* _Stored records_
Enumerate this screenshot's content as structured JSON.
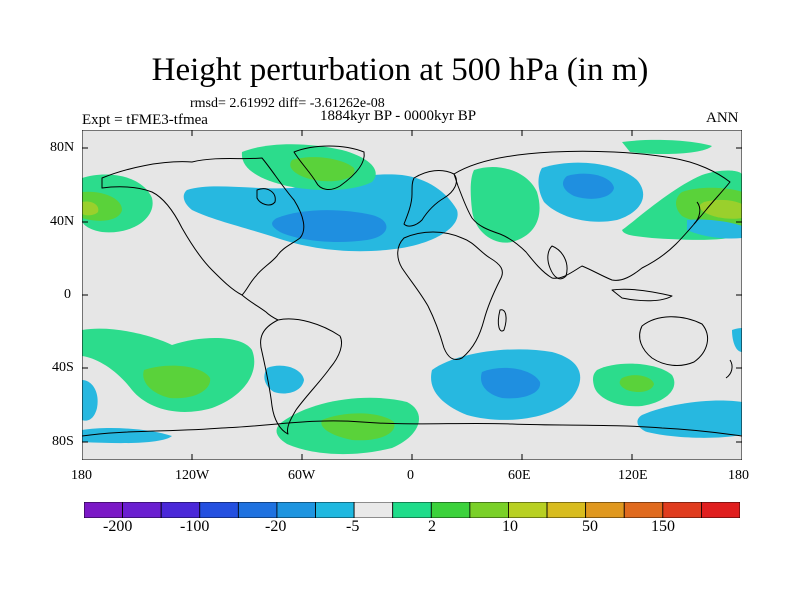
{
  "title": "Height perturbation at 500 hPa (in m)",
  "stats": "rmsd= 2.61992 diff= -3.61262e-08",
  "period": "1884kyr BP - 0000kyr BP",
  "experiment": "Expt = tFME3-tfmea",
  "season": "ANN",
  "lat_labels": [
    "80N",
    "40N",
    "0",
    "40S",
    "80S"
  ],
  "lon_labels": [
    "180",
    "120W",
    "60W",
    "0",
    "60E",
    "120E",
    "180"
  ],
  "colorbar": {
    "labels": [
      "-200",
      "-100",
      "-20",
      "-5",
      "2",
      "10",
      "50",
      "150"
    ],
    "colors": [
      "#7b18c6",
      "#6a1fd0",
      "#4a28d8",
      "#2450e0",
      "#1f72e0",
      "#1e95e0",
      "#1fb8e0",
      "#e9e9e9",
      "#1fdc8a",
      "#3cd23c",
      "#7ad028",
      "#b8d022",
      "#d8bc1f",
      "#e0981f",
      "#e06a1e",
      "#e03c1e",
      "#e01e1e"
    ]
  },
  "map_fill_colors": {
    "background": "#e6e6e6",
    "light_blue": "#27b8e0",
    "mid_blue": "#1f8fe0",
    "light_green": "#2cdc8c",
    "mid_green": "#5ad23a",
    "yellow_green": "#9ad02c"
  }
}
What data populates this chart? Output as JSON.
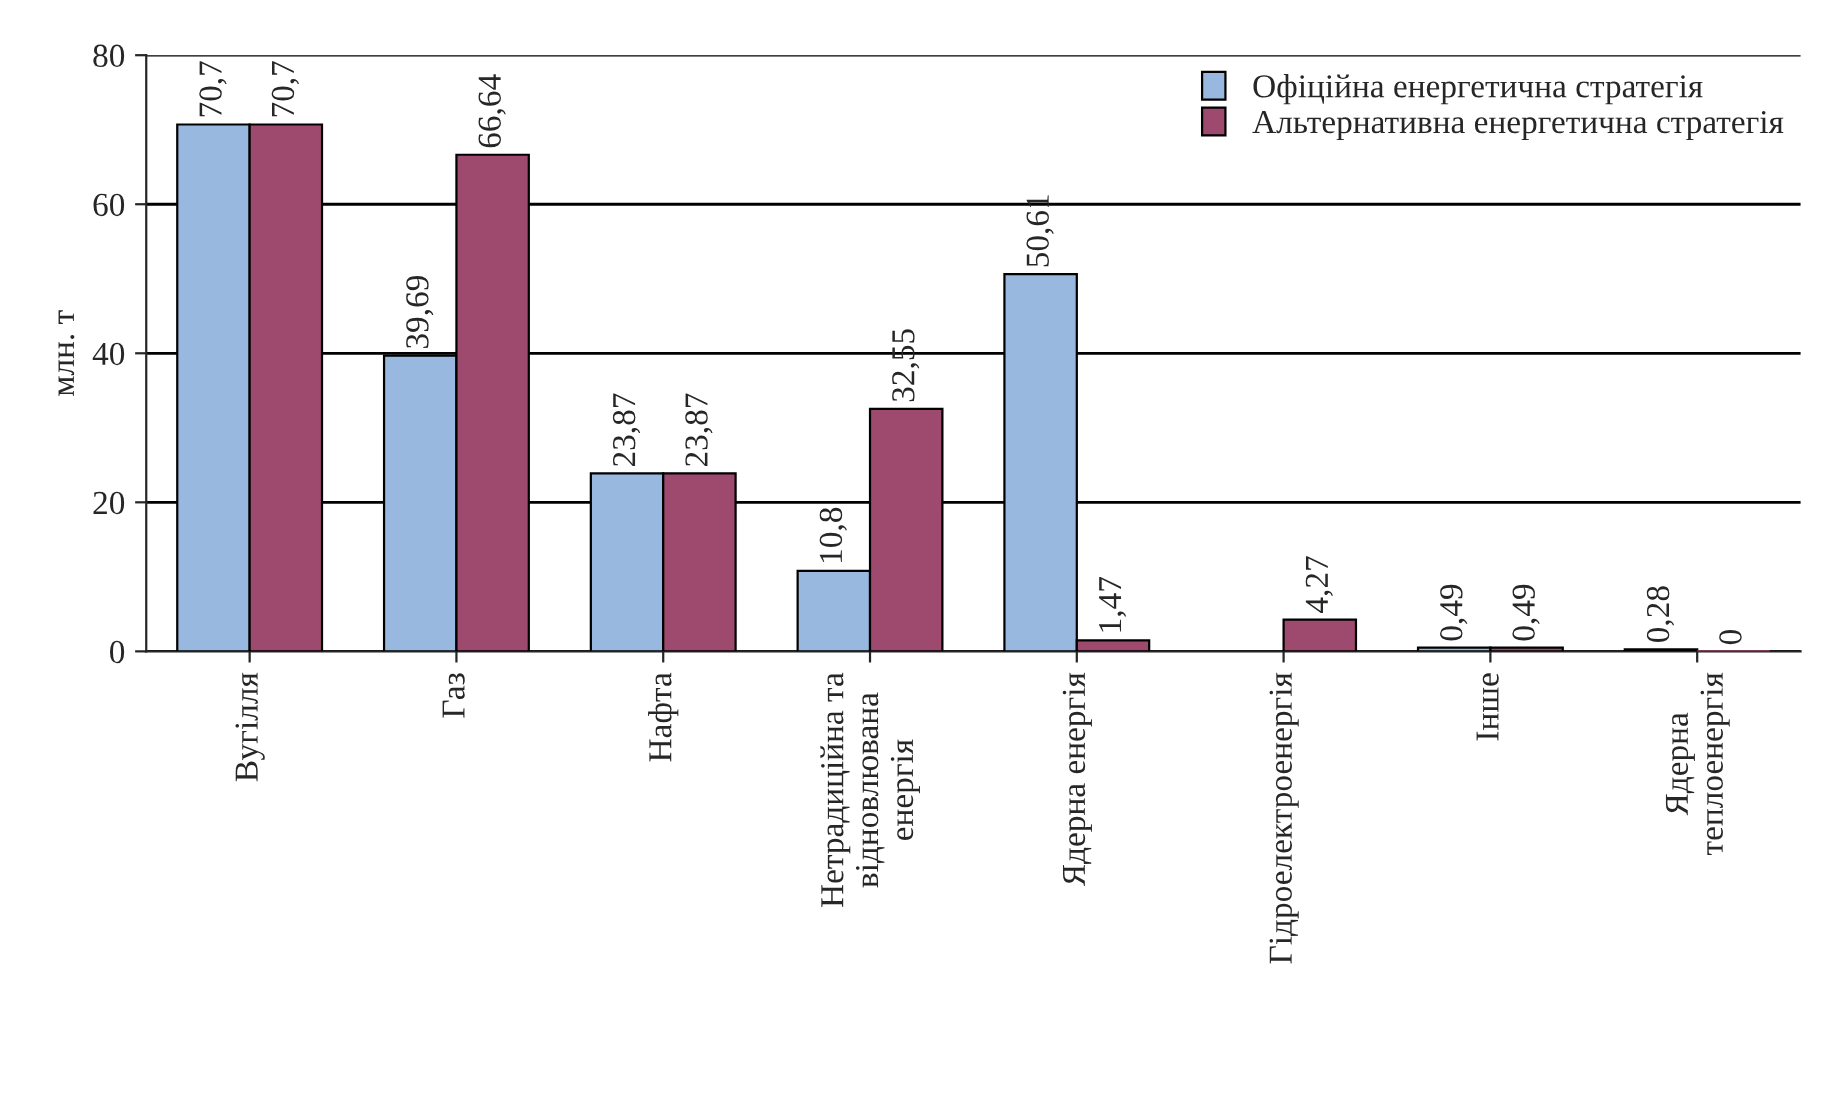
{
  "chart_data": {
    "type": "bar",
    "ylabel": "млн. т",
    "categories": [
      "Вугілля",
      "Газ",
      "Нафта",
      "Нетрадиційна та\nвідновлювана\nенергія",
      "Ядерна енергія",
      "Гідроелектроенергія",
      "Інше",
      "Ядерна\nтеплоенергія"
    ],
    "series": [
      {
        "name": "Офіційна енергетична стратегія",
        "color": "#99b8e0",
        "values": [
          70.7,
          39.69,
          23.87,
          10.8,
          50.61,
          null,
          0.49,
          0.28
        ],
        "value_labels": [
          "70,7",
          "39,69",
          "23,87",
          "10,8",
          "50,61",
          null,
          "0,49",
          "0,28"
        ]
      },
      {
        "name": "Альтернативна енергетична стратегія",
        "color": "#9e4a6e",
        "values": [
          70.7,
          66.64,
          23.87,
          32.55,
          1.47,
          4.27,
          0.49,
          0
        ],
        "value_labels": [
          "70,7",
          "66,64",
          "23,87",
          "32,55",
          "1,47",
          "4,27",
          "0,49",
          "0"
        ]
      }
    ],
    "ylim": [
      0,
      80
    ],
    "yticks": [
      0,
      20,
      40,
      60,
      80
    ],
    "grid": "y",
    "legend": "top right"
  }
}
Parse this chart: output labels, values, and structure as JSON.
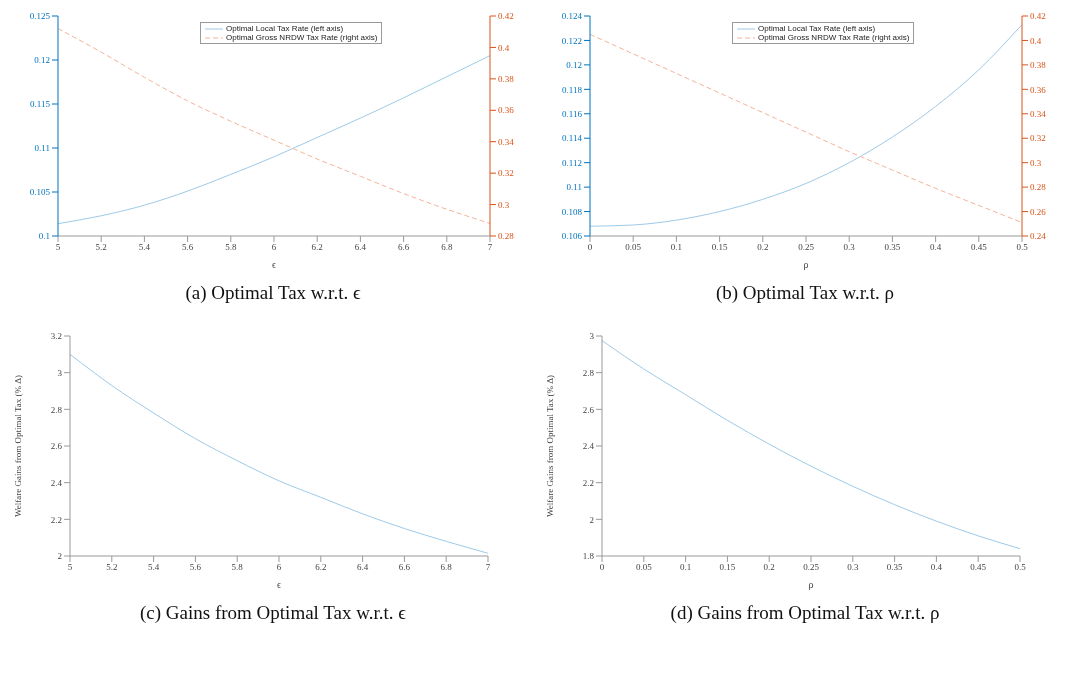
{
  "chart_data": [
    {
      "type": "line",
      "title": "(a) Optimal Tax w.r.t. ϵ",
      "xlabel": "ϵ",
      "x": [
        5,
        5.2,
        5.4,
        5.6,
        5.8,
        6,
        6.2,
        6.4,
        6.6,
        6.8,
        7
      ],
      "xlim": [
        5,
        7
      ],
      "xticks": [
        5,
        5.2,
        5.4,
        5.6,
        5.8,
        6,
        6.2,
        6.4,
        6.6,
        6.8,
        7
      ],
      "ylim": [
        0.1,
        0.125
      ],
      "yticks": [
        0.1,
        0.105,
        0.11,
        0.115,
        0.12,
        0.125
      ],
      "y2lim": [
        0.28,
        0.42
      ],
      "y2ticks": [
        0.28,
        0.3,
        0.32,
        0.34,
        0.36,
        0.38,
        0.4,
        0.42
      ],
      "grid": false,
      "legend": "top",
      "marker": "none",
      "series": [
        {
          "name": "Optimal Local Tax Rate (left axis)",
          "color": "#9ecae9",
          "line_style": "solid",
          "values": [
            0.1014,
            0.1023,
            0.1035,
            0.1051,
            0.107,
            0.109,
            0.1112,
            0.1134,
            0.1157,
            0.1181,
            0.1205
          ]
        },
        {
          "name": "Optimal Gross NRDW Tax Rate (right axis)",
          "color": "#f4b39a",
          "line_style": "dashed",
          "axis": "y2",
          "values": [
            0.412,
            0.397,
            0.381,
            0.366,
            0.353,
            0.341,
            0.329,
            0.318,
            0.307,
            0.297,
            0.288
          ]
        }
      ]
    },
    {
      "type": "line",
      "title": "(b) Optimal Tax w.r.t. ρ",
      "xlabel": "ρ",
      "x": [
        0,
        0.05,
        0.1,
        0.15,
        0.2,
        0.25,
        0.3,
        0.35,
        0.4,
        0.45,
        0.5
      ],
      "xlim": [
        0,
        0.5
      ],
      "xticks": [
        0,
        0.05,
        0.1,
        0.15,
        0.2,
        0.25,
        0.3,
        0.35,
        0.4,
        0.45,
        0.5
      ],
      "ylim": [
        0.106,
        0.124
      ],
      "yticks": [
        0.106,
        0.108,
        0.11,
        0.112,
        0.114,
        0.116,
        0.118,
        0.12,
        0.122,
        0.124
      ],
      "y2lim": [
        0.24,
        0.42
      ],
      "y2ticks": [
        0.24,
        0.26,
        0.28,
        0.3,
        0.32,
        0.34,
        0.36,
        0.38,
        0.4,
        0.42
      ],
      "grid": false,
      "legend": "top",
      "marker": "none",
      "series": [
        {
          "name": "Optimal Local Tax Rate (left axis)",
          "color": "#9ecae9",
          "line_style": "solid",
          "values": [
            0.1068,
            0.1069,
            0.1073,
            0.108,
            0.109,
            0.1103,
            0.112,
            0.1141,
            0.1166,
            0.1196,
            0.1233
          ]
        },
        {
          "name": "Optimal Gross NRDW Tax Rate (right axis)",
          "color": "#f4b39a",
          "line_style": "dashed",
          "axis": "y2",
          "values": [
            0.405,
            0.389,
            0.373,
            0.357,
            0.341,
            0.325,
            0.309,
            0.294,
            0.279,
            0.265,
            0.251
          ]
        }
      ]
    },
    {
      "type": "line",
      "title": "(c) Gains from Optimal Tax w.r.t. ϵ",
      "xlabel": "ϵ",
      "ylabel": "Welfare Gains from Optimal Tax (% Δ)",
      "x": [
        5,
        5.2,
        5.4,
        5.6,
        5.8,
        6,
        6.2,
        6.4,
        6.6,
        6.8,
        7
      ],
      "xlim": [
        5,
        7
      ],
      "xticks": [
        5,
        5.2,
        5.4,
        5.6,
        5.8,
        6,
        6.2,
        6.4,
        6.6,
        6.8,
        7
      ],
      "ylim": [
        2,
        3.2
      ],
      "yticks": [
        2,
        2.2,
        2.4,
        2.6,
        2.8,
        3,
        3.2
      ],
      "grid": false,
      "marker": "none",
      "series": [
        {
          "color": "#9ecae9",
          "line_style": "solid",
          "values": [
            3.1,
            2.93,
            2.78,
            2.64,
            2.52,
            2.41,
            2.32,
            2.23,
            2.15,
            2.08,
            2.015
          ]
        }
      ]
    },
    {
      "type": "line",
      "title": "(d) Gains from Optimal Tax w.r.t. ρ",
      "xlabel": "ρ",
      "ylabel": "Welfare Gains from Optimal Tax (% Δ)",
      "x": [
        0,
        0.05,
        0.1,
        0.15,
        0.2,
        0.25,
        0.3,
        0.35,
        0.4,
        0.45,
        0.5
      ],
      "xlim": [
        0,
        0.5
      ],
      "xticks": [
        0,
        0.05,
        0.1,
        0.15,
        0.2,
        0.25,
        0.3,
        0.35,
        0.4,
        0.45,
        0.5
      ],
      "ylim": [
        1.8,
        3
      ],
      "yticks": [
        1.8,
        2,
        2.2,
        2.4,
        2.6,
        2.8,
        3
      ],
      "grid": false,
      "marker": "none",
      "series": [
        {
          "color": "#9ecae9",
          "line_style": "solid",
          "values": [
            2.975,
            2.82,
            2.68,
            2.54,
            2.41,
            2.29,
            2.18,
            2.08,
            1.99,
            1.91,
            1.84
          ]
        }
      ]
    }
  ]
}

* _Exercise details_
Report the number of lines in the listing above that include the word "JSON", and nothing else.

* _Right answer_
3